## Start Given records
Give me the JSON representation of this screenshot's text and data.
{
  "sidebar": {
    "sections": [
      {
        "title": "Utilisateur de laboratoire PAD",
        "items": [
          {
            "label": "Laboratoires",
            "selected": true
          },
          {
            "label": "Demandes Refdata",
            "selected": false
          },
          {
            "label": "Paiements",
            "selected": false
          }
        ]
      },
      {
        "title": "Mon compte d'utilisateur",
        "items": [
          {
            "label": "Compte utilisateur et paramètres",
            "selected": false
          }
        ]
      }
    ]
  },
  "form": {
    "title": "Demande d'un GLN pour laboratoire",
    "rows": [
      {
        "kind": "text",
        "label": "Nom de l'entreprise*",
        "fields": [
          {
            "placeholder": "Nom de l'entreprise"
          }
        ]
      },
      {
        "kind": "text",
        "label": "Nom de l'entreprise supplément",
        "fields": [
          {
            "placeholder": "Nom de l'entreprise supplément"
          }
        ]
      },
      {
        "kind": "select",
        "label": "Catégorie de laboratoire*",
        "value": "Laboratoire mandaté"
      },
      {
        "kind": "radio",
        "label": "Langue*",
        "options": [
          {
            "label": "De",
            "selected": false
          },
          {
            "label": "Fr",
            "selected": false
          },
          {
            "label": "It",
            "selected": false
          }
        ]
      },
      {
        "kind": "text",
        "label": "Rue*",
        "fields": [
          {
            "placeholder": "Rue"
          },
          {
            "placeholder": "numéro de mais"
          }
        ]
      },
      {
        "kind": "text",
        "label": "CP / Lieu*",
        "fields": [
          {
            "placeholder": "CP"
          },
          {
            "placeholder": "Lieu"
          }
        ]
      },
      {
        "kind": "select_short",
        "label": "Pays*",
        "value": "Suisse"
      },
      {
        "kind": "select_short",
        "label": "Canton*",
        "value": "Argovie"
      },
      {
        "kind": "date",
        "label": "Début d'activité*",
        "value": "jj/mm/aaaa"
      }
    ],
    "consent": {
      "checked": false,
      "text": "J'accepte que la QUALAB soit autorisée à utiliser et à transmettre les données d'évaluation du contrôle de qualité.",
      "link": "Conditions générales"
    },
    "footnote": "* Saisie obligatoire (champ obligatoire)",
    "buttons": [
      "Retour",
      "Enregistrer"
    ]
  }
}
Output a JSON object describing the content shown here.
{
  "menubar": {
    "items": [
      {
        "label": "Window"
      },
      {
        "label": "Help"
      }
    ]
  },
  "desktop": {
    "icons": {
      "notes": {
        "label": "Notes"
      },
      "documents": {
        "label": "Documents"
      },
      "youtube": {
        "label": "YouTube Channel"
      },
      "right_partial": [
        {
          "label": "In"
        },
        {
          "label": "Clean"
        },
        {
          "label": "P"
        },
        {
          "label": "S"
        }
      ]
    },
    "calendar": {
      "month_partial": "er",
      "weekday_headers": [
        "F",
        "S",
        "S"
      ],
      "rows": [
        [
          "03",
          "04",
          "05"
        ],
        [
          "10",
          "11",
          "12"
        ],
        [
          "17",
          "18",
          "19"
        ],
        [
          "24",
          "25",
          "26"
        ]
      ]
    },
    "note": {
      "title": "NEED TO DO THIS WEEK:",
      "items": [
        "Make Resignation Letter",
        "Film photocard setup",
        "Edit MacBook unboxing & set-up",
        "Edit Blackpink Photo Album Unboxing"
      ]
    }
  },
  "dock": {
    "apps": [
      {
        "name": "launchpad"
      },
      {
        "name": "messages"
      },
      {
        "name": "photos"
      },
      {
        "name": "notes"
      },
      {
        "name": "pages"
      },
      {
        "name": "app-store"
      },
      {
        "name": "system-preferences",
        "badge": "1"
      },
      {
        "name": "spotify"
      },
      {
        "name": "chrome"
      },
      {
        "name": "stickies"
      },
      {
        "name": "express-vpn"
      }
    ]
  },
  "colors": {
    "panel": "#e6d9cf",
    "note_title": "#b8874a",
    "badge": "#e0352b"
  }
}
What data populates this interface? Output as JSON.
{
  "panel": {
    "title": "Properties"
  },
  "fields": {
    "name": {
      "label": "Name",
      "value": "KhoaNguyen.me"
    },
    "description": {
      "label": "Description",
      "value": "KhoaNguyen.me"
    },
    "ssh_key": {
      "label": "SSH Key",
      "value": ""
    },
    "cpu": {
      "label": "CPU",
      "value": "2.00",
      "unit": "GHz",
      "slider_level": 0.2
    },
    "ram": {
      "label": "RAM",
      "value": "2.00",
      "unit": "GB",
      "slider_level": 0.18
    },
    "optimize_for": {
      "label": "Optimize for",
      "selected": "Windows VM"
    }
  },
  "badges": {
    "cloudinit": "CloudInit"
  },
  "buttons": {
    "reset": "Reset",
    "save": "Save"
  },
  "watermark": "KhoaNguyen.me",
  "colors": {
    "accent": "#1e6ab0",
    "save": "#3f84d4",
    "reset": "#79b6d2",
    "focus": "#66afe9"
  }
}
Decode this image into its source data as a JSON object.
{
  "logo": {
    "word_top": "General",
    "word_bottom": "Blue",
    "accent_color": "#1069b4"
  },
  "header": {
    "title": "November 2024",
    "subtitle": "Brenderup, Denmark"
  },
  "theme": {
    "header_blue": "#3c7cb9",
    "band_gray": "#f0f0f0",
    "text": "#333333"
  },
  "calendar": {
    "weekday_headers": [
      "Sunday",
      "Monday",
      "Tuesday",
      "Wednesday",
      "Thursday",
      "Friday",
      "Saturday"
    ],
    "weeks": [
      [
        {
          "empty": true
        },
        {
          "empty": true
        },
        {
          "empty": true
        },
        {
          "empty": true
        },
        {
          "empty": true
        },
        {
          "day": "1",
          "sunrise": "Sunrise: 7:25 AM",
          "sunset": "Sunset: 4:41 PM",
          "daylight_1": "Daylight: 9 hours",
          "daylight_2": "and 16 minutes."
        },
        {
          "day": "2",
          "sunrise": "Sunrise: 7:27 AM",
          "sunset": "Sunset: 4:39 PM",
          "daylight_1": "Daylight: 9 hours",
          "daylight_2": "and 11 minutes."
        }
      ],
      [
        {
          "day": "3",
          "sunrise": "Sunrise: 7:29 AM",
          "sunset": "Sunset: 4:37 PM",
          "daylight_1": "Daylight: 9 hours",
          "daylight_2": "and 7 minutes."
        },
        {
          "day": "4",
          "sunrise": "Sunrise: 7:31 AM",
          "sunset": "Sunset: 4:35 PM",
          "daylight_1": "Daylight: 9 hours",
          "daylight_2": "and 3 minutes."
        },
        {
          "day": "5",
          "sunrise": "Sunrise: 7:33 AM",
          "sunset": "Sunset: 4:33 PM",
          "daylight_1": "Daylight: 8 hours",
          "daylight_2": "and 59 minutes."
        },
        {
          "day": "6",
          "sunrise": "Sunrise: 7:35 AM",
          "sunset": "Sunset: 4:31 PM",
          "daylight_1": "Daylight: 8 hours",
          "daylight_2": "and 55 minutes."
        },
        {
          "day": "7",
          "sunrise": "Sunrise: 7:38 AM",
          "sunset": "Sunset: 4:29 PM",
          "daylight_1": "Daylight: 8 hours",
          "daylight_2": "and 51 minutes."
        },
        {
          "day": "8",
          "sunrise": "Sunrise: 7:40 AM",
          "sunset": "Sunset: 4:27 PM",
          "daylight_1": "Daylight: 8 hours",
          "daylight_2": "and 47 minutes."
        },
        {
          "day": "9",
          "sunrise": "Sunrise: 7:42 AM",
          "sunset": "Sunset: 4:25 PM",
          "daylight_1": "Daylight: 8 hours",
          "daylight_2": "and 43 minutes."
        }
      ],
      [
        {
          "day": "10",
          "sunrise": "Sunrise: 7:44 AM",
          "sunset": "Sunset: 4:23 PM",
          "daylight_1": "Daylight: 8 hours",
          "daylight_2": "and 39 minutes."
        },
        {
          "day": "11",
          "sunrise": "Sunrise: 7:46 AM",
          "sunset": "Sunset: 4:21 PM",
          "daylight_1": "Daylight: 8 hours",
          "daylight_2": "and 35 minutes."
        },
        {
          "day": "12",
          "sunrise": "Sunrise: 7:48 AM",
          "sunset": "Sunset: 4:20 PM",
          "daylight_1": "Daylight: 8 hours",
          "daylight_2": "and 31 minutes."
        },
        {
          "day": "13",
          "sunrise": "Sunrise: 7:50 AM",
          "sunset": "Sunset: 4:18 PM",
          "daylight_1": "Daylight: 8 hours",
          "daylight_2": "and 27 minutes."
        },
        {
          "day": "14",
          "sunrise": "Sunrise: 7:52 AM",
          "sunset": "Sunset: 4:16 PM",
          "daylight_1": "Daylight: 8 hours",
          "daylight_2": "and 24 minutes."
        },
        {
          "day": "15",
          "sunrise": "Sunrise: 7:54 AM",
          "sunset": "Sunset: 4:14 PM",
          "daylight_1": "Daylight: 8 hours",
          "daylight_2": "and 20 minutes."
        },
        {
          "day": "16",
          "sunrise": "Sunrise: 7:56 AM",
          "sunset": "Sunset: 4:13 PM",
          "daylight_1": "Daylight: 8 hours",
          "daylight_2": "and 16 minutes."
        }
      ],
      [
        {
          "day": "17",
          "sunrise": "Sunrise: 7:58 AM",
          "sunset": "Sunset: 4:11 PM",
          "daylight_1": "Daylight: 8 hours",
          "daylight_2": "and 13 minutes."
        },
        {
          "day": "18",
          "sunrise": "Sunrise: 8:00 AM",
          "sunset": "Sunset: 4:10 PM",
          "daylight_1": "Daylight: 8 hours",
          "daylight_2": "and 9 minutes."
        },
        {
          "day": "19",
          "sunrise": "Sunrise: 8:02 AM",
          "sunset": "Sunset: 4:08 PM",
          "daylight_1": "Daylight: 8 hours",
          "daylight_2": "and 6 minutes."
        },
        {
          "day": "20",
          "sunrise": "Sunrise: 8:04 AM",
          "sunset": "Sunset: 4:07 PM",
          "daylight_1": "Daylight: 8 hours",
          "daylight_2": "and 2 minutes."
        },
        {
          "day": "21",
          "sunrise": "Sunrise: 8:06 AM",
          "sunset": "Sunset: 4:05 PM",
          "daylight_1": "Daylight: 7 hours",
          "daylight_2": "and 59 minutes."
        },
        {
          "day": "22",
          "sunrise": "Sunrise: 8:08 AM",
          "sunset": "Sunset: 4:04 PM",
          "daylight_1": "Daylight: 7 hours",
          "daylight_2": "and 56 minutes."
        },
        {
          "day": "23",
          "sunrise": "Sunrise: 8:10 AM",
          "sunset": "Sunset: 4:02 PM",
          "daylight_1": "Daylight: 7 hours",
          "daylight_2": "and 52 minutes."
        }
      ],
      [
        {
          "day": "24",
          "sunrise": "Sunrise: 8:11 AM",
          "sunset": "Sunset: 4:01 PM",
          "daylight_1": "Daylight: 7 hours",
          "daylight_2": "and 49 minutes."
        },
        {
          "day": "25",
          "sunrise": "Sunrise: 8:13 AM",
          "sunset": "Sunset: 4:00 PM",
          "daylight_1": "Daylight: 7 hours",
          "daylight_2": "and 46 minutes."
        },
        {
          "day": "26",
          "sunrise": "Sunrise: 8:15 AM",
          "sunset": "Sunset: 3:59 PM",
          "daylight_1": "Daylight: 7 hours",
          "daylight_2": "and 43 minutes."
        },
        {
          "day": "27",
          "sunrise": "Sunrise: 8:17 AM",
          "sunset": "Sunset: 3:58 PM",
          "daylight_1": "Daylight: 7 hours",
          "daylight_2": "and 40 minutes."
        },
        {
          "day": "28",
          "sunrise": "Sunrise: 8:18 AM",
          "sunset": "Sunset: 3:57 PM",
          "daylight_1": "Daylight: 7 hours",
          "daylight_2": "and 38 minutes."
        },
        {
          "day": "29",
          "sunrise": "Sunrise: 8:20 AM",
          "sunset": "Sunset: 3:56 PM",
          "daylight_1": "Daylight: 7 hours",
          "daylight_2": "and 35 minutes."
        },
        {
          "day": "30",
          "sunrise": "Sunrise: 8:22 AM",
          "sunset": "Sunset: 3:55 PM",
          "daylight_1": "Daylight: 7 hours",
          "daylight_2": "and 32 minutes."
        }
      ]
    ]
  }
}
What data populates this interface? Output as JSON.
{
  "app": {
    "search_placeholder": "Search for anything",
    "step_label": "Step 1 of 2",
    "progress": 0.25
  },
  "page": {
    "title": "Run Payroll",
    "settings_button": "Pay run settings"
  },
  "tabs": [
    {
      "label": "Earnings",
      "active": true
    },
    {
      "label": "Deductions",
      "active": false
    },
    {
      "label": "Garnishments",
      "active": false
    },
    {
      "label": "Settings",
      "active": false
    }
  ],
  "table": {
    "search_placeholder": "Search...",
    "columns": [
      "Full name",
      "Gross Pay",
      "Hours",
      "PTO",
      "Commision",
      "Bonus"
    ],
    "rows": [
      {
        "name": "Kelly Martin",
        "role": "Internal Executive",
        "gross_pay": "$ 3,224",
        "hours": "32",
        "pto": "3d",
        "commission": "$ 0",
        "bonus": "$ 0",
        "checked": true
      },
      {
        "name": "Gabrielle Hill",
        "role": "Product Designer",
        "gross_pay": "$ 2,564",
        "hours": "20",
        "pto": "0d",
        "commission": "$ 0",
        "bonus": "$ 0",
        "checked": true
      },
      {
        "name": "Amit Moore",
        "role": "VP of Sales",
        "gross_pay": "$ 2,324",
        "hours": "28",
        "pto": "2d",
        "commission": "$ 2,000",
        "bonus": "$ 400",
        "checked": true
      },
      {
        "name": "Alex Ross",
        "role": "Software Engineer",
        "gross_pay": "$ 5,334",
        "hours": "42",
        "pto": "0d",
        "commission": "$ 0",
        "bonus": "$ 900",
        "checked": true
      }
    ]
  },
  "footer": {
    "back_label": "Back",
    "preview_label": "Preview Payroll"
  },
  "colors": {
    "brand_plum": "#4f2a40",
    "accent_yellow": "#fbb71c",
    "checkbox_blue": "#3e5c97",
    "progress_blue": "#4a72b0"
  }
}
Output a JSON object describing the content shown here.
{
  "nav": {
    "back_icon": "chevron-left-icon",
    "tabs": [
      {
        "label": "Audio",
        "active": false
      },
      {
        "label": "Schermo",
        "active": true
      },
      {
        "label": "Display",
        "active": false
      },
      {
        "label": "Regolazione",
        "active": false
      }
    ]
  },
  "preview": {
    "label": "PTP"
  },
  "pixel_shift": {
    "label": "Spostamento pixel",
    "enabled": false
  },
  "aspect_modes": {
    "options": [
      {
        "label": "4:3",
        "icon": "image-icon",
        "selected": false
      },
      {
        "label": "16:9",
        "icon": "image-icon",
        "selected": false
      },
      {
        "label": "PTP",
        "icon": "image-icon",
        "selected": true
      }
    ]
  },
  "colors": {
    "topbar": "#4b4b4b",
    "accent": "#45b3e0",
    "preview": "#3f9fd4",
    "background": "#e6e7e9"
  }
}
## End Given records
To be done » From the entries above, extract each line containing "value".

Answer to this problem »
        "value": "Laboratoire mandaté"
        "value": "Suisse"
        "value": "Argovie"
        "value": "jj/mm/aaaa"
      "value": "KhoaNguyen.me"
      "value": "KhoaNguyen.me"
      "value": ""
      "value": "2.00",
      "value": "2.00",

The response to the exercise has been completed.